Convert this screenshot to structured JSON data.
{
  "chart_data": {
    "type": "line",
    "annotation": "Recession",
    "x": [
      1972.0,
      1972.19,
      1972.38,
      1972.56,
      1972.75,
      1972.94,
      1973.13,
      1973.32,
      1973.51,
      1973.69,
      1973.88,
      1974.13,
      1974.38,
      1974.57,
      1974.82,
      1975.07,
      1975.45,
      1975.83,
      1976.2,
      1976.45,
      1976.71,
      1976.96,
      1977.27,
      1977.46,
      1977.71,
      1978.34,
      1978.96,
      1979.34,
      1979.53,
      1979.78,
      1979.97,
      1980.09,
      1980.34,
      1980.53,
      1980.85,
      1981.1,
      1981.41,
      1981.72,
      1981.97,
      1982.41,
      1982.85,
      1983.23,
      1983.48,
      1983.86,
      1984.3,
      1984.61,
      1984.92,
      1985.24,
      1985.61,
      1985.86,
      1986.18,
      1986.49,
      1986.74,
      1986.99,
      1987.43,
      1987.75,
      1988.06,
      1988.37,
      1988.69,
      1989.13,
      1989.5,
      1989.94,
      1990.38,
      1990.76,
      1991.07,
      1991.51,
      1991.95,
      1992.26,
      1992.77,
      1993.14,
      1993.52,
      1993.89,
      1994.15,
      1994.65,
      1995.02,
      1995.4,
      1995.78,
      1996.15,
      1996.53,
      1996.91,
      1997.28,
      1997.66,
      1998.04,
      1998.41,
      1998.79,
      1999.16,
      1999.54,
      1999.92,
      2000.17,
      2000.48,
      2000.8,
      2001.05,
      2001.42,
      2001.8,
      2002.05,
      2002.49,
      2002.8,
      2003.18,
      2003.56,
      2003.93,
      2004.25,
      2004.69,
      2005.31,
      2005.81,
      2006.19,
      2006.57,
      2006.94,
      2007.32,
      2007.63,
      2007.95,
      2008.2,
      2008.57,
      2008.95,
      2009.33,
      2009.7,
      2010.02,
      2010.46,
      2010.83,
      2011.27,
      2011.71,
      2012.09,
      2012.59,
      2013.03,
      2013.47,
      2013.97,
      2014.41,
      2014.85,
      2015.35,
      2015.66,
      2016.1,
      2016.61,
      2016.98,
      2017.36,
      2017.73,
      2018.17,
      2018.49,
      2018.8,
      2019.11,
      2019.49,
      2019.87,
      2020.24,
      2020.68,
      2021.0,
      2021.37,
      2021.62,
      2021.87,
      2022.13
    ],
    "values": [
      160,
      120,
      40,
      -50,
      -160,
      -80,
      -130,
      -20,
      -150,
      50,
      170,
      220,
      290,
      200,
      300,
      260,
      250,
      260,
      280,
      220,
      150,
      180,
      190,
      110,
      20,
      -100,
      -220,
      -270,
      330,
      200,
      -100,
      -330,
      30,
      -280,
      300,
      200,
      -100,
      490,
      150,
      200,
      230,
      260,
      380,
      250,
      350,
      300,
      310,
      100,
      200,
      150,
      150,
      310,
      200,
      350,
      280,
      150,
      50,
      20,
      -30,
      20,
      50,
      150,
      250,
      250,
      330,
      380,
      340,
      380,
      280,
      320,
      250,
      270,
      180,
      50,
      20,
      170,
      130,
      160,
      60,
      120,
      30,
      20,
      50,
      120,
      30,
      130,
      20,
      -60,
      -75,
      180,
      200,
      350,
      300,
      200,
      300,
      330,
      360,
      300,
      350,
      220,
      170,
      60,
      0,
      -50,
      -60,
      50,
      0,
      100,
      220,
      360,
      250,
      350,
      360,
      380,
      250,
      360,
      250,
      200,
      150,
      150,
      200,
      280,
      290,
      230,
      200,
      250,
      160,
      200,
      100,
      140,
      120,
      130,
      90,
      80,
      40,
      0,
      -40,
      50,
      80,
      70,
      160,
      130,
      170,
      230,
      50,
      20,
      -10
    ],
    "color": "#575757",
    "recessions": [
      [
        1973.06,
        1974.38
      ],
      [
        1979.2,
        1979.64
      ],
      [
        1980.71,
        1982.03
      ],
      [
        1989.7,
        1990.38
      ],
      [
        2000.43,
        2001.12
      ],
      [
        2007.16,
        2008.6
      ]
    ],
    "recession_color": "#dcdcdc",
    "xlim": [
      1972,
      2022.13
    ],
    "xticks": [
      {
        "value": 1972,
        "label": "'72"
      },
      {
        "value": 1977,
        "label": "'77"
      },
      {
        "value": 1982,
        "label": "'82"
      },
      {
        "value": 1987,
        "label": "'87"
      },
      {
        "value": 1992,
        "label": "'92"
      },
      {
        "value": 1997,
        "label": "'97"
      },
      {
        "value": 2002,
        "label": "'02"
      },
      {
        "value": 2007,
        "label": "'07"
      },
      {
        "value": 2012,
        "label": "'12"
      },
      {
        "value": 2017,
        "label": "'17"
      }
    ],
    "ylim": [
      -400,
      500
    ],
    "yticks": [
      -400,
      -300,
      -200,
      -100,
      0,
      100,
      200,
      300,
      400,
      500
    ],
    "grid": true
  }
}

==========

What is expected: Send back every record, precisely as written.

Answer to this problem:
Convert this screenshot to structured JSON data.
{
  "chart_data": {
    "type": "line",
    "annotation": "Recession",
    "x": [
      1972.0,
      1972.19,
      1972.38,
      1972.56,
      1972.75,
      1972.94,
      1973.13,
      1973.32,
      1973.51,
      1973.69,
      1973.88,
      1974.13,
      1974.38,
      1974.57,
      1974.82,
      1975.07,
      1975.45,
      1975.83,
      1976.2,
      1976.45,
      1976.71,
      1976.96,
      1977.27,
      1977.46,
      1977.71,
      1978.34,
      1978.96,
      1979.34,
      1979.53,
      1979.78,
      1979.97,
      1980.09,
      1980.34,
      1980.53,
      1980.85,
      1981.1,
      1981.41,
      1981.72,
      1981.97,
      1982.41,
      1982.85,
      1983.23,
      1983.48,
      1983.86,
      1984.3,
      1984.61,
      1984.92,
      1985.24,
      1985.61,
      1985.86,
      1986.18,
      1986.49,
      1986.74,
      1986.99,
      1987.43,
      1987.75,
      1988.06,
      1988.37,
      1988.69,
      1989.13,
      1989.5,
      1989.94,
      1990.38,
      1990.76,
      1991.07,
      1991.51,
      1991.95,
      1992.26,
      1992.77,
      1993.14,
      1993.52,
      1993.89,
      1994.15,
      1994.65,
      1995.02,
      1995.4,
      1995.78,
      1996.15,
      1996.53,
      1996.91,
      1997.28,
      1997.66,
      1998.04,
      1998.41,
      1998.79,
      1999.16,
      1999.54,
      1999.92,
      2000.17,
      2000.48,
      2000.8,
      2001.05,
      2001.42,
      2001.8,
      2002.05,
      2002.49,
      2002.8,
      2003.18,
      2003.56,
      2003.93,
      2004.25,
      2004.69,
      2005.31,
      2005.81,
      2006.19,
      2006.57,
      2006.94,
      2007.32,
      2007.63,
      2007.95,
      2008.2,
      2008.57,
      2008.95,
      2009.33,
      2009.7,
      2010.02,
      2010.46,
      2010.83,
      2011.27,
      2011.71,
      2012.09,
      2012.59,
      2013.03,
      2013.47,
      2013.97,
      2014.41,
      2014.85,
      2015.35,
      2015.66,
      2016.1,
      2016.61,
      2016.98,
      2017.36,
      2017.73,
      2018.17,
      2018.49,
      2018.8,
      2019.11,
      2019.49,
      2019.87,
      2020.24,
      2020.68,
      2021.0,
      2021.37,
      2021.62,
      2021.87,
      2022.13
    ],
    "values": [
      160,
      120,
      40,
      -50,
      -160,
      -80,
      -130,
      -20,
      -150,
      50,
      170,
      220,
      290,
      200,
      300,
      260,
      250,
      260,
      280,
      220,
      150,
      180,
      190,
      110,
      20,
      -100,
      -220,
      -270,
      330,
      200,
      -100,
      -330,
      30,
      -280,
      300,
      200,
      -100,
      490,
      150,
      200,
      230,
      260,
      380,
      250,
      350,
      300,
      310,
      100,
      200,
      150,
      150,
      310,
      200,
      350,
      280,
      150,
      50,
      20,
      -30,
      20,
      50,
      150,
      250,
      250,
      330,
      380,
      340,
      380,
      280,
      320,
      250,
      270,
      180,
      50,
      20,
      170,
      130,
      160,
      60,
      120,
      30,
      20,
      50,
      120,
      30,
      130,
      20,
      -60,
      -75,
      180,
      200,
      350,
      300,
      200,
      300,
      330,
      360,
      300,
      350,
      220,
      170,
      60,
      0,
      -50,
      -60,
      50,
      0,
      100,
      220,
      360,
      250,
      350,
      360,
      380,
      250,
      360,
      250,
      200,
      150,
      150,
      200,
      280,
      290,
      230,
      200,
      250,
      160,
      200,
      100,
      140,
      120,
      130,
      90,
      80,
      40,
      0,
      -40,
      50,
      80,
      70,
      160,
      130,
      170,
      230,
      50,
      20,
      -10
    ],
    "color": "#575757",
    "recessions": [
      [
        1973.06,
        1974.38
      ],
      [
        1979.2,
        1979.64
      ],
      [
        1980.71,
        1982.03
      ],
      [
        1989.7,
        1990.38
      ],
      [
        2000.43,
        2001.12
      ],
      [
        2007.16,
        2008.6
      ]
    ],
    "recession_color": "#dcdcdc",
    "xlim": [
      1972,
      2022.13
    ],
    "xticks": [
      {
        "value": 1972,
        "label": "'72"
      },
      {
        "value": 1977,
        "label": "'77"
      },
      {
        "value": 1982,
        "label": "'82"
      },
      {
        "value": 1987,
        "label": "'87"
      },
      {
        "value": 1992,
        "label": "'92"
      },
      {
        "value": 1997,
        "label": "'97"
      },
      {
        "value": 2002,
        "label": "'02"
      },
      {
        "value": 2007,
        "label": "'07"
      },
      {
        "value": 2012,
        "label": "'12"
      },
      {
        "value": 2017,
        "label": "'17"
      }
    ],
    "ylim": [
      -400,
      500
    ],
    "yticks": [
      -400,
      -300,
      -200,
      -100,
      0,
      100,
      200,
      300,
      400,
      500
    ],
    "grid": true
  }
}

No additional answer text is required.